▸ PROMPT
List each line holding the string "Output".

====

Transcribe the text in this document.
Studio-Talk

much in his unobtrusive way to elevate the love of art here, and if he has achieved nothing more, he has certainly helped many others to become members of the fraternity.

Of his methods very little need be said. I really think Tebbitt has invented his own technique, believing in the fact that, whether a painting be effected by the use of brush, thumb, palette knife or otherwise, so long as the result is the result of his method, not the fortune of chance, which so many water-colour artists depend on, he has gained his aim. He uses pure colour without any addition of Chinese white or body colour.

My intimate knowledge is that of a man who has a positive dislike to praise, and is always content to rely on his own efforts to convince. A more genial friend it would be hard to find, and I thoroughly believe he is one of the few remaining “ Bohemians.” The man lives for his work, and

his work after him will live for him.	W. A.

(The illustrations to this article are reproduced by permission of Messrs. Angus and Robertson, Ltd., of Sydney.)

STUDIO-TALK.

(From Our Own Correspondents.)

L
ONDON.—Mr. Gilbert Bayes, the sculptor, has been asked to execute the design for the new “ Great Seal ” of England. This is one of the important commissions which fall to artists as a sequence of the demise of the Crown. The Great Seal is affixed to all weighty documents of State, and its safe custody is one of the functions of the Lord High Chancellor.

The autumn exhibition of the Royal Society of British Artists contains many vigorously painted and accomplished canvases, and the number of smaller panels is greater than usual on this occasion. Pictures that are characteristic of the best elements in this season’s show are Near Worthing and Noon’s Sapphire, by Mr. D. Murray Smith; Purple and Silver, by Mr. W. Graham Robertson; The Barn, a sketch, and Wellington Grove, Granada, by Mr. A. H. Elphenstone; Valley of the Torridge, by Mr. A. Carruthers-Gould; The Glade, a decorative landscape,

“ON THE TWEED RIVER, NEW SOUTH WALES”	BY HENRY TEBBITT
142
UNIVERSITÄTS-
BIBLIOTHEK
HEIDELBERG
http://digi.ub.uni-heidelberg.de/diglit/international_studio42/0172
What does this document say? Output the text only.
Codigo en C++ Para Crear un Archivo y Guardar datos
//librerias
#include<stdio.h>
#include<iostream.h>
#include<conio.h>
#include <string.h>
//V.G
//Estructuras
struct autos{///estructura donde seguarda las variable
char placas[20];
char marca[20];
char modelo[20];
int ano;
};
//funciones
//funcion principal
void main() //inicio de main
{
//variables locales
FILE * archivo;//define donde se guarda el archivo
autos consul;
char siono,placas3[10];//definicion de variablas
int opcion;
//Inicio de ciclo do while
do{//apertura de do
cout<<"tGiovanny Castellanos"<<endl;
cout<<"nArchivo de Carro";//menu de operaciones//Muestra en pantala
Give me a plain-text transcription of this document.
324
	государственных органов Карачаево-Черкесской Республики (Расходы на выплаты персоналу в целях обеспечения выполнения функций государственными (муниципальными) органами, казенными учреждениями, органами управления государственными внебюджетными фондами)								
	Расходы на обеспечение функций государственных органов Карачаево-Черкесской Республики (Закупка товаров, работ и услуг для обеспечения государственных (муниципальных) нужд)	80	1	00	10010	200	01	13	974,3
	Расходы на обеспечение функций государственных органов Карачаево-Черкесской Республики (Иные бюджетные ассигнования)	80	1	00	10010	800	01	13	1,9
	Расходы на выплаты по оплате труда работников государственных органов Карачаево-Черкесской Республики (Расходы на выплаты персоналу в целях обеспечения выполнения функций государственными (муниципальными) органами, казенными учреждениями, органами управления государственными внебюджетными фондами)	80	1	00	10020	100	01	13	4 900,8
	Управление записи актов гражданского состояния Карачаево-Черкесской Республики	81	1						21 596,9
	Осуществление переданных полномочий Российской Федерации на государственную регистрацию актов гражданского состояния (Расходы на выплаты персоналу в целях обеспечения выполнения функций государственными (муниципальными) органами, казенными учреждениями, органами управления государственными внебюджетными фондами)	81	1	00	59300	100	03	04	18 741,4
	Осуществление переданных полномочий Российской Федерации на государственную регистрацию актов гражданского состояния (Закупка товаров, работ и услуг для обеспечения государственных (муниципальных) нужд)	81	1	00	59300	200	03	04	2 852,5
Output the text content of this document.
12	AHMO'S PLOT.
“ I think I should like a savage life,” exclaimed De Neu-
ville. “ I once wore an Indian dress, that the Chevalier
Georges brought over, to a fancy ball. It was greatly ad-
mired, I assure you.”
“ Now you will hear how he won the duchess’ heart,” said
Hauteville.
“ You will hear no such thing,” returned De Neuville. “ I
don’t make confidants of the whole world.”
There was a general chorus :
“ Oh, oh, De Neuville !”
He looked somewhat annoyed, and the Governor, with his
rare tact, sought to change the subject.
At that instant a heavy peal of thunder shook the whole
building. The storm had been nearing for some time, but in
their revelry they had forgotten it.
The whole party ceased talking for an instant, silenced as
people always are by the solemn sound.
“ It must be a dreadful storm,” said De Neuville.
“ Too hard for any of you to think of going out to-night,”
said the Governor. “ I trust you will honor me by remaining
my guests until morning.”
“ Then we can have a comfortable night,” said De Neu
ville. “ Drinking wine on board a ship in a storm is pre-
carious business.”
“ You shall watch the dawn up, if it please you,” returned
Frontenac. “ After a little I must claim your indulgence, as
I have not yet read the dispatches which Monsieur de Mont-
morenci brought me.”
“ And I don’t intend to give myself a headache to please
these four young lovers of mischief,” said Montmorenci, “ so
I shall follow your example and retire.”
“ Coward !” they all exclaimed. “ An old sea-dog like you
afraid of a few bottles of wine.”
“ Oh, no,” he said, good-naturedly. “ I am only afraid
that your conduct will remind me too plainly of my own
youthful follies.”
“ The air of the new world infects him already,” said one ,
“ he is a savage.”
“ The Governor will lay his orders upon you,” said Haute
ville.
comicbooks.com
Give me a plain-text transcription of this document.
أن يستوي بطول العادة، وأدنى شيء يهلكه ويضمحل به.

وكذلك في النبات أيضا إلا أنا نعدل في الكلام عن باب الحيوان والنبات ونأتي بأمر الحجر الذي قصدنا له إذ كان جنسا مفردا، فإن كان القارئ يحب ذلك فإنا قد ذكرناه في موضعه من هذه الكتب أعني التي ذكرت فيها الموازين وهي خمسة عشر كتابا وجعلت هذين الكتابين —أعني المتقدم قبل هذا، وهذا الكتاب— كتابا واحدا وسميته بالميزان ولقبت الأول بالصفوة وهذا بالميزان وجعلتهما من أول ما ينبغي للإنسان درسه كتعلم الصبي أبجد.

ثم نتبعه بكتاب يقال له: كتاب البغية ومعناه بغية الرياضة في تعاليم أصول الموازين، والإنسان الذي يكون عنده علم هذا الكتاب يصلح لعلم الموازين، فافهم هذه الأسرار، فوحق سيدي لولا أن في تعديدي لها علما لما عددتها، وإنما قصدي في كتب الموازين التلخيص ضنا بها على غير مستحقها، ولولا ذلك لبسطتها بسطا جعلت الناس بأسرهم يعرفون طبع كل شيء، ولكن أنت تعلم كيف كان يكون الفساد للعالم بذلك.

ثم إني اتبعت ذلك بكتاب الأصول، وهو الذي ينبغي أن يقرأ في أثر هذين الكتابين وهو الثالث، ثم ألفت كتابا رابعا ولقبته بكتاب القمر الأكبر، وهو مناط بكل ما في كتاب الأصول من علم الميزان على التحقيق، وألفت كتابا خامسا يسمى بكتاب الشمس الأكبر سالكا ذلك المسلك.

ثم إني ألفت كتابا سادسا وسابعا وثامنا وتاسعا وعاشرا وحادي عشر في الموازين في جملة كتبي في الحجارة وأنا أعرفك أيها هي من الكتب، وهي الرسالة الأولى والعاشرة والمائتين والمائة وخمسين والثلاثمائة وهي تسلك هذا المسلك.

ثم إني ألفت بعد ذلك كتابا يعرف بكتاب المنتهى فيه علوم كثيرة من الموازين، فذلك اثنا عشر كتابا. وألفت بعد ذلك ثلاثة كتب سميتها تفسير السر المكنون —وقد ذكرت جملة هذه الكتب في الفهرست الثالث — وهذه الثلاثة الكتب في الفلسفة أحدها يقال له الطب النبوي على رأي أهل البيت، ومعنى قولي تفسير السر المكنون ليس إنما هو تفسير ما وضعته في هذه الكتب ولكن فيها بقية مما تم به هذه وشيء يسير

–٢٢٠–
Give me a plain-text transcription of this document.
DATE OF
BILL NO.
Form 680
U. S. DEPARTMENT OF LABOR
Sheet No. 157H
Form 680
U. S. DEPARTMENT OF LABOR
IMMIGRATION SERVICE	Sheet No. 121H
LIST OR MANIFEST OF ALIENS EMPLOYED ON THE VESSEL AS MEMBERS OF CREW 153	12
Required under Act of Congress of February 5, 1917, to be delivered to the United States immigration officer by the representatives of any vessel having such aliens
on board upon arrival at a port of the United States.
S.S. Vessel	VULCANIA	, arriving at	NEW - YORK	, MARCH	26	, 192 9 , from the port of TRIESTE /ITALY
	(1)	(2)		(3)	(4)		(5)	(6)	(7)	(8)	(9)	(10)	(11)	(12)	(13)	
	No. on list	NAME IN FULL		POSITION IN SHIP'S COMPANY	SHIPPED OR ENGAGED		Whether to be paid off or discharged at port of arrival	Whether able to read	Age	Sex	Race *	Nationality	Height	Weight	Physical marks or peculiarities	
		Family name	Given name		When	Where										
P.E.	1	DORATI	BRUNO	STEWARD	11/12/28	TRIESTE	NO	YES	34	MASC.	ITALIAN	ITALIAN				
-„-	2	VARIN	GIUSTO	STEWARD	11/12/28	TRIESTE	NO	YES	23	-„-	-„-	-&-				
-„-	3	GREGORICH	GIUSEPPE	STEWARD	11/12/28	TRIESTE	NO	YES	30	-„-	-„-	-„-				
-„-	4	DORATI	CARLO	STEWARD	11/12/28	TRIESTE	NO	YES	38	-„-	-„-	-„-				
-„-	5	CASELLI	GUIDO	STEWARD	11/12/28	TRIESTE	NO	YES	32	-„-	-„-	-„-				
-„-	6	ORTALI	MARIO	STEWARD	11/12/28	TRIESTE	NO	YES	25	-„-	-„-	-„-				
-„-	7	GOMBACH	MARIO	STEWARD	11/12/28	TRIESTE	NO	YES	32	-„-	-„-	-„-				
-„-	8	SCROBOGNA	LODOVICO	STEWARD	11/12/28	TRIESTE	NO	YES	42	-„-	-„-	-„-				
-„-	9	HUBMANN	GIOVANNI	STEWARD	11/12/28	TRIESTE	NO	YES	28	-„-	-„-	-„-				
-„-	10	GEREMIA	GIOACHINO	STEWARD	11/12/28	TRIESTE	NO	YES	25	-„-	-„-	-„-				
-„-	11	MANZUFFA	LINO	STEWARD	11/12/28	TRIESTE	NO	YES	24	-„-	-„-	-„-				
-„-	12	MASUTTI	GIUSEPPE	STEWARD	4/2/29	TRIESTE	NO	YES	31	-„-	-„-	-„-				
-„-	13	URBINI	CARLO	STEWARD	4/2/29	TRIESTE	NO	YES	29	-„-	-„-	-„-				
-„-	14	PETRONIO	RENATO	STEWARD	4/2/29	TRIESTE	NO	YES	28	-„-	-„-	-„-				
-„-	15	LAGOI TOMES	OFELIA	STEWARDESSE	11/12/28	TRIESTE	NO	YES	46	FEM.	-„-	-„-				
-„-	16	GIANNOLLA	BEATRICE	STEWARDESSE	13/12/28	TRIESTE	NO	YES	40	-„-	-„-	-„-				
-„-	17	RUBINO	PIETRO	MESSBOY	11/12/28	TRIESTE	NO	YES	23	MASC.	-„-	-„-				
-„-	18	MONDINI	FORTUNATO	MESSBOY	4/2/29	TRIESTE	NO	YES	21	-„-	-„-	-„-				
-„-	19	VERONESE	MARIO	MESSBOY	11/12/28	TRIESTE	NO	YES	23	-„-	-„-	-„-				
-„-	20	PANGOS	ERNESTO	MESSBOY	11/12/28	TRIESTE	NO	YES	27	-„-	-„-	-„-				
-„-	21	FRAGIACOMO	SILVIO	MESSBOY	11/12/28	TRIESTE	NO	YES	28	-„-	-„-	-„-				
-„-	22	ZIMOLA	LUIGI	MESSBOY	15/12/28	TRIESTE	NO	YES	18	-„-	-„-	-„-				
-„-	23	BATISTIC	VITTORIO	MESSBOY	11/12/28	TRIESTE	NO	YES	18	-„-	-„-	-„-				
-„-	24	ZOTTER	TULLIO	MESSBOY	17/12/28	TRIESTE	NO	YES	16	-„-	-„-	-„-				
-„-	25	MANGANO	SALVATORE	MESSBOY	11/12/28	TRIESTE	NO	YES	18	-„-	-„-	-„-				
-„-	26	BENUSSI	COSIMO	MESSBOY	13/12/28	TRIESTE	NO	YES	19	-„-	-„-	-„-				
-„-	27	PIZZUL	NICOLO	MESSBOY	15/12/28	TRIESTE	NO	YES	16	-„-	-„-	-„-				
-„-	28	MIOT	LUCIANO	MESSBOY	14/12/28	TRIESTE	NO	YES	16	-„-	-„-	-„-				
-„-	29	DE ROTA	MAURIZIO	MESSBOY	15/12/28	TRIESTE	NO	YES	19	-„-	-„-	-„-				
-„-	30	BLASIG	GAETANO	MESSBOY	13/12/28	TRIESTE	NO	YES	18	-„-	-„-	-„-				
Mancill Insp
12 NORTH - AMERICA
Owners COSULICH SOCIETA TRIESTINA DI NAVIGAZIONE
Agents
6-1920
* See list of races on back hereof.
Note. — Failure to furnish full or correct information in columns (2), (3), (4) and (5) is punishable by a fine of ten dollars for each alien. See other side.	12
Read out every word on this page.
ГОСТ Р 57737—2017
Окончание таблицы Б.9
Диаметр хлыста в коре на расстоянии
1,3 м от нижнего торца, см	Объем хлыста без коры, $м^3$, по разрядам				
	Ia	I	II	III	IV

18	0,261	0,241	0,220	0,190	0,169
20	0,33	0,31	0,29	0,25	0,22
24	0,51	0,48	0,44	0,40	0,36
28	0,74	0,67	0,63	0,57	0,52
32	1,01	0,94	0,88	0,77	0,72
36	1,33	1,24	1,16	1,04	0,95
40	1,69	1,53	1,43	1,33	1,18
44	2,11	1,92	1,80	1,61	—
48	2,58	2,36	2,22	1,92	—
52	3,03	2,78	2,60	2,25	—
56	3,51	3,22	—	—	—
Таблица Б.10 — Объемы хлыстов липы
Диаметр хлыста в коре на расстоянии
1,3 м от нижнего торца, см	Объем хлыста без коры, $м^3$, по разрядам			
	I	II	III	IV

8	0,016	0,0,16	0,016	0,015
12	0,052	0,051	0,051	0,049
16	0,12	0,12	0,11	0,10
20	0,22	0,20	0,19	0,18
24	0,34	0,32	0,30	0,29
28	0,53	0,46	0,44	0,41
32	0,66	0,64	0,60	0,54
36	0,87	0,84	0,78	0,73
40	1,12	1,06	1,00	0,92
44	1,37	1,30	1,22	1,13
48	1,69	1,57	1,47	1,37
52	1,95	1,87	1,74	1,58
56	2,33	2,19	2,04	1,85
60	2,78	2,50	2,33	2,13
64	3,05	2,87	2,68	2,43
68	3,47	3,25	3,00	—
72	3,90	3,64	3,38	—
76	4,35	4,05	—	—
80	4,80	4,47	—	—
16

====

▸ TASK RESULT
What does this document say? Output the text only.
Output the text content of this document.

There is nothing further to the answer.